Reproduce the lines below verbatim, beginning with the line that contains "toc-entry-title: 57. Dia" and stopping after the line that contains "dot-leader: [180, 401, 552, 412]".

┄┄┄┄┄┄┄┄┄┄┄┄┄┄┄┄┄┄┄┄

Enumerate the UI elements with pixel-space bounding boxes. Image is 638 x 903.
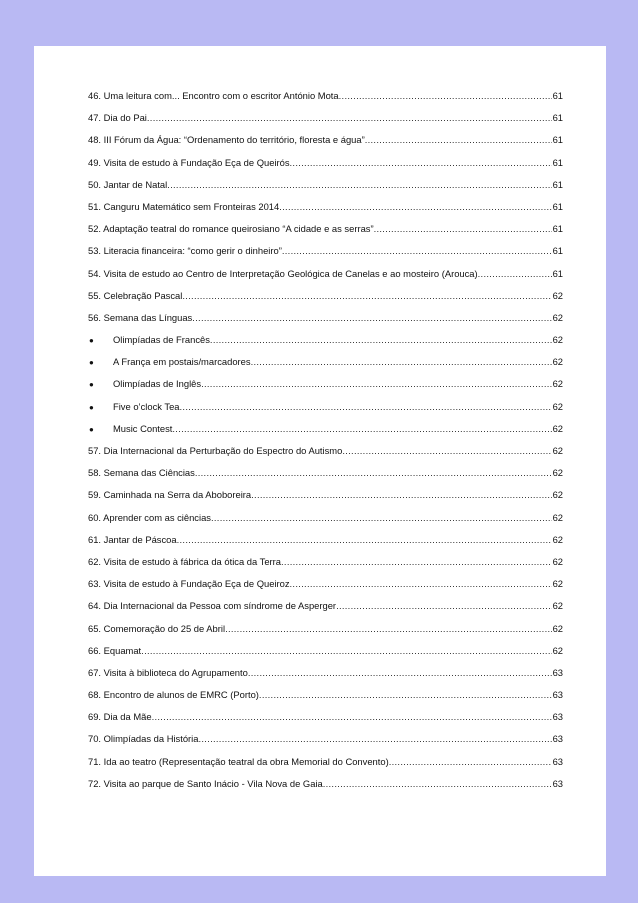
toc-entry-title: 57. Dia Internacional da Perturbação do Espectro do Autismo: [88, 445, 343, 456]
toc-entry-page-number: 61: [552, 90, 563, 101]
toc-entry-title: 66. Equamat: [88, 644, 142, 656]
toc-entry-page-number: 62: [552, 555, 563, 567]
dot-leader: [251, 489, 551, 500]
dot-leader: [225, 623, 552, 634]
toc-entry-page-number: 61: [552, 112, 563, 124]
toc-entry-page-number: 62: [552, 600, 563, 612]
dot-leader: [336, 600, 552, 611]
dot-leader: [198, 733, 551, 744]
dot-leader: [167, 179, 551, 190]
toc-entry-title: A França em postais/marcadores: [113, 356, 251, 368]
toc-entry-page-number: 62: [552, 422, 563, 434]
toc-entry-title: 54. Visita de estudo ao Centro de Interpretação Geológica de Canelas e ao mosteiro (Arouca): [88, 267, 478, 279]
dot-leader: [339, 90, 552, 101]
toc-entry-page-number: 63: [552, 711, 563, 723]
dot-leader: [141, 645, 551, 656]
toc-entry-page-number: 62: [552, 334, 563, 346]
dot-leader: [180, 401, 552, 412]
toc-entry-title: 62. Visita de estudo à fábrica da ótica da Terra: [88, 555, 282, 567]
toc-entry-title: 72. Visita ao parque de Santo Inácio - Vila Nova de Gaia: [88, 777, 323, 789]
toc-entry-title: 70. Olimpíadas da História: [88, 733, 199, 745]
toc-entry-title: 67. Visita à biblioteca do Agrupamento: [88, 666, 248, 678]
toc-entry[interactable]: [88, 778, 563, 800]
toc-entry[interactable]: [88, 534, 563, 556]
toc-entry-title: 56. Semana das Línguas: [88, 311, 193, 323]
document-page: [34, 46, 606, 876]
toc-entry-page-number: 62: [552, 578, 563, 590]
toc-entry-page-number: 62: [552, 644, 563, 656]
toc-entry-page-number: 62: [552, 533, 563, 545]
bullet-icon: ●: [89, 358, 94, 368]
dot-leader: [177, 534, 552, 545]
dot-leader: [259, 689, 552, 700]
toc-entry-page-number: 62: [552, 311, 563, 323]
dot-leader: [290, 157, 552, 168]
toc-entry-page-number: 61: [552, 178, 563, 190]
toc-entry-page-number: 62: [552, 445, 563, 456]
toc-entry-title: 49. Visita de estudo à Fundação Eça de Queirós: [88, 156, 290, 168]
toc-entry-title: 71. Ida ao teatro (Representação teatral da obra Memorial do Convento): [88, 755, 389, 767]
toc-entry[interactable]: [88, 489, 563, 511]
toc-entry-page-number: 61: [552, 223, 563, 235]
toc-entry-title: 50. Jantar de Natal: [88, 178, 168, 190]
toc-entry[interactable]: [88, 134, 563, 156]
toc-entry[interactable]: [88, 290, 563, 312]
dot-leader: [478, 268, 552, 279]
toc-entry[interactable]: [88, 689, 563, 711]
toc-entry[interactable]: [88, 578, 563, 600]
toc-entry[interactable]: [88, 245, 563, 267]
toc-entry[interactable]: [88, 201, 563, 223]
toc-entry-page-number: 61: [552, 245, 563, 257]
dot-leader: [147, 112, 552, 123]
toc-entry-page-number: 62: [552, 489, 563, 501]
toc-entry-page-number: 61: [552, 200, 563, 212]
toc-entry[interactable]: [88, 356, 563, 378]
toc-entry-title: Five o’clock Tea: [113, 400, 180, 412]
dot-leader: [251, 356, 552, 367]
dot-leader: [279, 201, 551, 212]
toc-entry[interactable]: [88, 711, 563, 733]
dot-leader: [323, 778, 552, 789]
toc-entry[interactable]: [88, 445, 563, 467]
toc-entry-page-number: 61: [552, 267, 563, 279]
dot-leader: [211, 512, 552, 523]
toc-entry[interactable]: [88, 90, 563, 112]
toc-entry-page-number: 63: [552, 689, 563, 701]
bullet-icon: ●: [89, 424, 94, 434]
toc-entry[interactable]: [88, 623, 563, 645]
dot-leader: [281, 556, 552, 567]
dot-leader: [152, 711, 552, 722]
dot-leader: [195, 467, 552, 478]
dot-leader: [282, 245, 552, 256]
toc-entry-title: 51. Canguru Matemático sem Fronteiras 2014: [88, 200, 280, 212]
toc-entry-title: 65. Comemoração do 25 de Abril: [88, 622, 226, 634]
bullet-icon: ●: [89, 336, 94, 346]
toc-entry-page-number: 63: [552, 733, 563, 745]
toc-entry-title: 60. Aprender com as ciências: [88, 511, 211, 523]
toc-entry[interactable]: [88, 112, 563, 134]
dot-leader: [248, 667, 552, 678]
toc-entry-title: 58. Semana das Ciências: [88, 467, 195, 479]
toc-entry-page-number: 62: [552, 622, 563, 634]
toc-entry-title: 48. III Fórum da Água: “Ordenamento do território, floresta e água”: [88, 134, 365, 146]
toc-entry-page-number: 62: [552, 378, 563, 390]
dot-leader: [290, 578, 552, 589]
toc-entry-title: 59. Caminhada na Serra da Aboboreira: [88, 489, 252, 501]
dot-leader: [210, 334, 552, 345]
dot-leader: [374, 223, 552, 234]
dot-leader: [172, 423, 551, 434]
dot-leader: [342, 445, 551, 456]
toc-entry-page-number: 62: [552, 400, 563, 412]
toc-entry[interactable]: [88, 600, 563, 622]
toc-entry-page-number: 62: [552, 511, 563, 523]
toc-entry[interactable]: [88, 157, 563, 179]
bullet-icon: ●: [89, 380, 94, 390]
table-of-contents: [88, 90, 563, 800]
toc-entry[interactable]: [88, 667, 563, 689]
toc-entry-page-number: 61: [552, 156, 563, 168]
toc-entry[interactable]: [88, 512, 563, 534]
toc-entry-title: Olimpíadas de Inglês: [113, 378, 202, 390]
toc-entry-title: 53. Literacia financeira: “como gerir o dinheiro”: [88, 245, 282, 257]
toc-entry[interactable]: [88, 179, 563, 201]
toc-entry-page-number: 62: [552, 356, 563, 368]
toc-entry[interactable]: [88, 756, 563, 778]
toc-entry-page-number: 63: [552, 666, 563, 678]
dot-leader: [389, 756, 552, 767]
toc-entry-page-number: 62: [552, 289, 563, 301]
toc-entry[interactable]: [88, 401, 563, 423]
toc-entry-title: 68. Encontro de alunos de EMRC (Porto): [88, 689, 259, 701]
toc-entry-title: 61. Jantar de Páscoa: [88, 533, 177, 545]
bullet-icon: ●: [89, 402, 94, 412]
dot-leader: [365, 134, 552, 145]
toc-entry-title: 63. Visita de estudo à Fundação Eça de Queiroz: [88, 578, 290, 590]
dot-leader: [201, 378, 551, 389]
toc-entry[interactable]: [88, 467, 563, 489]
dot-leader: [192, 312, 551, 323]
dot-leader: [182, 290, 551, 301]
toc-entry[interactable]: [88, 268, 563, 290]
toc-entry-page-number: 63: [552, 755, 563, 767]
toc-entry-page-number: 62: [552, 467, 563, 479]
toc-entry[interactable]: [88, 223, 563, 245]
toc-entry[interactable]: [88, 556, 563, 578]
toc-entry-title: Olimpíadas de Francês: [113, 334, 210, 346]
toc-entry-title: 69. Dia da Mãe: [88, 711, 152, 723]
toc-entry-title: 46. Uma leitura com... Encontro com o escritor António Mota: [88, 90, 339, 101]
toc-entry[interactable]: [88, 378, 563, 400]
toc-entry[interactable]: [88, 312, 563, 334]
toc-entry-page-number: 61: [552, 134, 563, 146]
toc-entry[interactable]: [88, 423, 563, 445]
toc-entry-page-number: 63: [552, 777, 563, 789]
toc-entry[interactable]: [88, 733, 563, 755]
toc-entry-title: Music Contest: [113, 422, 173, 434]
toc-entry-title: 47. Dia do Pai: [88, 112, 147, 124]
toc-entry-title: 55. Celebração Pascal: [88, 289, 183, 301]
toc-entry-title: 64. Dia Internacional da Pessoa com síndrome de Asperger: [88, 600, 337, 612]
toc-entry[interactable]: [88, 334, 563, 356]
toc-entry-title: 52. Adaptação teatral do romance queirosiano “A cidade e as serras”: [88, 223, 374, 235]
toc-entry[interactable]: [88, 645, 563, 667]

┄┄┄┄┄┄┄┄┄┄┄┄┄┄┄┄┄┄┄┄

→ Answer to this exercise:
toc-entry-title: 57. Dia Internacional da Perturbação do Espectro do Autismo: [88, 445, 343, 456]
toc-entry-page-number: 61: [552, 90, 563, 101]
toc-entry-title: 66. Equamat: [88, 644, 142, 656]
toc-entry-page-number: 62: [552, 555, 563, 567]
dot-leader: [251, 489, 551, 500]
dot-leader: [225, 623, 552, 634]
toc-entry-page-number: 61: [552, 112, 563, 124]
toc-entry-page-number: 62: [552, 600, 563, 612]
dot-leader: [336, 600, 552, 611]
dot-leader: [198, 733, 551, 744]
dot-leader: [167, 179, 551, 190]
toc-entry-title: A França em postais/marcadores: [113, 356, 251, 368]
toc-entry-page-number: 62: [552, 422, 563, 434]
toc-entry-title: 54. Visita de estudo ao Centro de Interpretação Geológica de Canelas e ao mosteiro (Arouca): [88, 267, 478, 279]
dot-leader: [339, 90, 552, 101]
toc-entry-page-number: 63: [552, 711, 563, 723]
dot-leader: [141, 645, 551, 656]
toc-entry-page-number: 62: [552, 334, 563, 346]
dot-leader: [180, 401, 552, 412]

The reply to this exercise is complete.